[Items from a dataset]
--- Begin ---

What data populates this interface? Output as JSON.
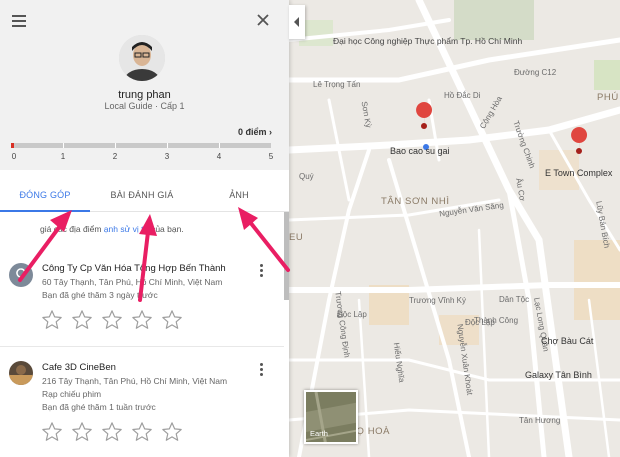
{
  "profile": {
    "name": "trung phan",
    "level": "Local Guide · Cấp 1",
    "points": "0 điểm ›",
    "progress_fraction": 0.005,
    "progress_ticks": [
      "0",
      "1",
      "2",
      "3",
      "4",
      "5"
    ]
  },
  "tabs": [
    {
      "label": "ĐÓNG GÓP",
      "active": true
    },
    {
      "label": "BÀI ĐÁNH GIÁ",
      "active": false
    },
    {
      "label": "ẢNH",
      "active": false
    }
  ],
  "hint": {
    "prefix": "giá các địa điểm ",
    "link": "ạnh sử vị trí",
    "suffix": " của bạn."
  },
  "contributions": [
    {
      "title": "Công Ty Cp Văn Hóa Tổng Hợp Bến Thành",
      "address": "60 Tây Thạnh, Tân Phú, Hồ Chí Minh, Việt Nam",
      "category": "",
      "visited": "Bạn đã ghé thăm 3 ngày trước",
      "stars": 5,
      "rating": 0
    },
    {
      "title": "Cafe 3D CineBen",
      "address": "216 Tây Thạnh, Tân Phú, Hồ Chí Minh, Việt Nam",
      "category": "Rạp chiếu phim",
      "visited": "Bạn đã ghé thăm 1 tuần trước",
      "stars": 5,
      "rating": 0
    }
  ],
  "map": {
    "poi_university": "Đại học Công nghiệp Thực phẩm Tp. Hồ Chí Minh",
    "poi_bao_cao_su": "Bao cao su gai",
    "poi_etown": "E Town Complex",
    "district_tan_son_nhi": "TÂN SƠN NHÌ",
    "street_le_trong_tan": "Lê Trọng Tấn",
    "street_ho_dac_di": "Hồ Đắc Di",
    "street_duong_c12": "Đường C12",
    "street_cong_hoa": "Cộng Hòa",
    "street_son_ky": "Sơn Kỳ",
    "street_truong_chinh": "Trường Chinh",
    "street_au_co": "Âu Cơ",
    "street_luy_ban_bich": "Lũy Bán Bích",
    "street_nguyen_van_sang": "Nguyễn Văn Săng",
    "street_truong_vinh_ky": "Trương Vĩnh Ký",
    "street_dan_toc": "Dân Tộc",
    "street_doc_lap_a": "Độc Lập",
    "street_doc_lap_b": "Độc Lập",
    "street_thanh_cong": "Thành Công",
    "street_lac_long_quan": "Lạc Long Quân",
    "street_cho_bau_cat": "Chợ Bàu Cát",
    "street_galaxy": "Galaxy Tân Bình",
    "street_tan_huong": "Tân Hương",
    "street_ho_hoa": "HỌ HOÀ",
    "street_phu": "PHÚ",
    "street_eu": "EU",
    "street_truong_cong_dinh": "Trương Công Định",
    "street_nguyen_xuan_khoat": "Nguyễn Xuân Khoát",
    "street_hieu_nghia": "Hiếu Nghĩa",
    "street_quy": "Quý",
    "earth": "Earth"
  },
  "colors": {
    "accent": "#3b78e7",
    "progress": "#d93025",
    "arrow": "#e91e63",
    "marker": "#e0463f",
    "district": "#f0d9b8"
  }
}
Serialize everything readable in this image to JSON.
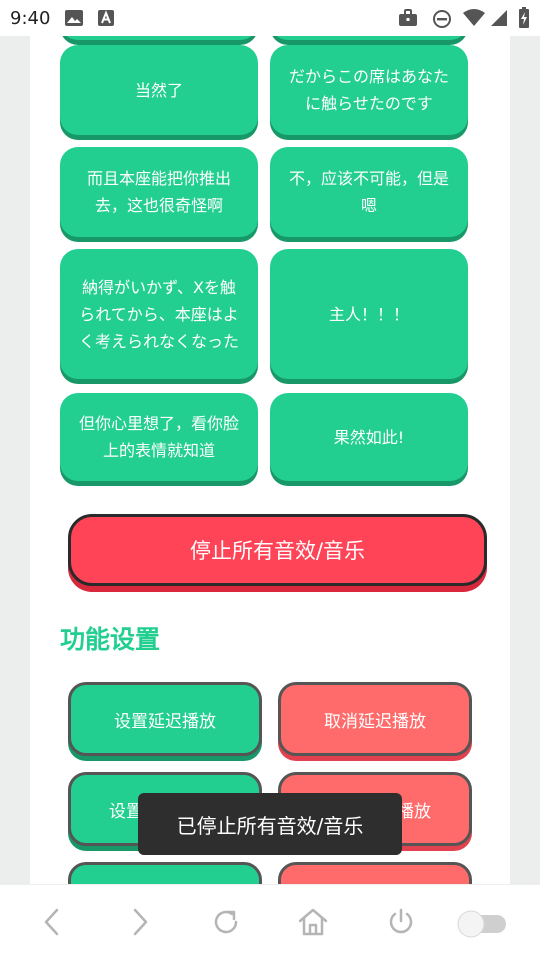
{
  "status_bar": {
    "time": "9:40",
    "left_icons": [
      "image-icon",
      "font-a-icon"
    ],
    "right_icons": [
      "briefcase-icon",
      "do-not-disturb-icon",
      "wifi-icon",
      "signal-icon",
      "battery-charging-icon"
    ]
  },
  "phrase_buttons": [
    {
      "label": "当然了"
    },
    {
      "label": "だからこの席はあなたに触らせたのです"
    },
    {
      "label": "而且本座能把你推出去，这也很奇怪啊"
    },
    {
      "label": "不，应该不可能，但是嗯"
    },
    {
      "label": "納得がいかず、Xを触られてから、本座はよく考えられなくなった"
    },
    {
      "label": "主人！！！"
    },
    {
      "label": "但你心里想了，看你脸上的表情就知道"
    },
    {
      "label": "果然如此!"
    }
  ],
  "stop_all_label": "停止所有音效/音乐",
  "settings_section": {
    "title": "功能设置",
    "buttons": [
      {
        "label": "设置延迟播放"
      },
      {
        "label": "取消延迟播放"
      },
      {
        "label": "设置"
      },
      {
        "label": "播放"
      }
    ]
  },
  "toast": "已停止所有音效/音乐",
  "bottom_nav": [
    "back-icon",
    "forward-icon",
    "reload-icon",
    "home-icon",
    "power-icon",
    "toggle-switch"
  ],
  "colors": {
    "green": "#22cf91",
    "green_shadow": "#189868",
    "red": "#ff4458",
    "coral": "#ff6b6b"
  }
}
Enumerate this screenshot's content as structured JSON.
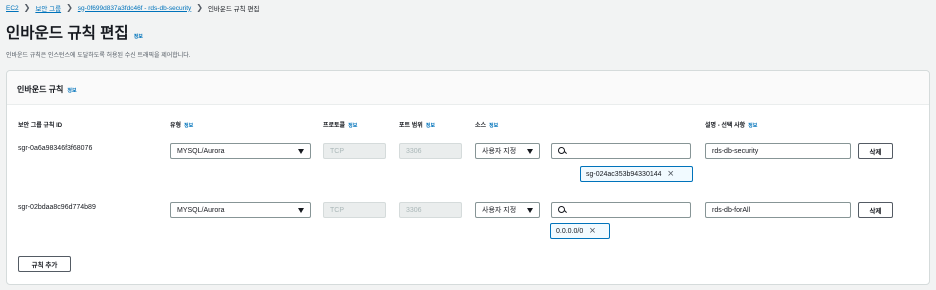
{
  "breadcrumb": {
    "items": [
      "EC2",
      "보안 그룹",
      "sg-0f699d837a3fdc46f - rds-db-security"
    ],
    "current": "인바운드 규칙 편집",
    "separator": "❯"
  },
  "page": {
    "title": "인바운드 규칙 편집",
    "info": "정보",
    "description": "인바운드 규칙은 인스턴스에 도달하도록 허용된 수신 트래픽을 제어합니다."
  },
  "panel": {
    "title": "인바운드 규칙",
    "info": "정보"
  },
  "columns": {
    "rule_id": "보안 그룹 규칙 ID",
    "type": "유형",
    "protocol": "프로토콜",
    "port_range": "포트 범위",
    "source": "소스",
    "description": "설명 - 선택 사항",
    "info": "정보"
  },
  "rules": [
    {
      "id": "sgr-0a6a98346f3f68076",
      "type": "MYSQL/Aurora",
      "protocol": "TCP",
      "port": "3306",
      "source_type": "사용자 지정",
      "search_value": "",
      "token": "sg-024ac353b94330144",
      "description": "rds-db-security",
      "delete_label": "삭제"
    },
    {
      "id": "sgr-02bdaa8c96d774b89",
      "type": "MYSQL/Aurora",
      "protocol": "TCP",
      "port": "3306",
      "source_type": "사용자 지정",
      "search_value": "",
      "token": "0.0.0.0/0",
      "description": "rds-db-forAll",
      "delete_label": "삭제"
    }
  ],
  "add_rule_label": "규칙 추가",
  "colors": {
    "link": "#0073bb",
    "background": "#f2f3f3",
    "token_border": "#0073bb",
    "token_bg": "#f1faff"
  }
}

--- End ---

- **REQUIRED TASK**
From the listing above, copy out each line where the word "title" appears.

- **TASK SOLUTION**
      "title": "Công Ty Cp Văn Hóa Tổng Hợp Bến Thành",
      "title": "Cafe 3D CineBen",
    "title": "功能设置",
    "title": "인바운드 규칙 편집",
    "title": "인바운드 규칙",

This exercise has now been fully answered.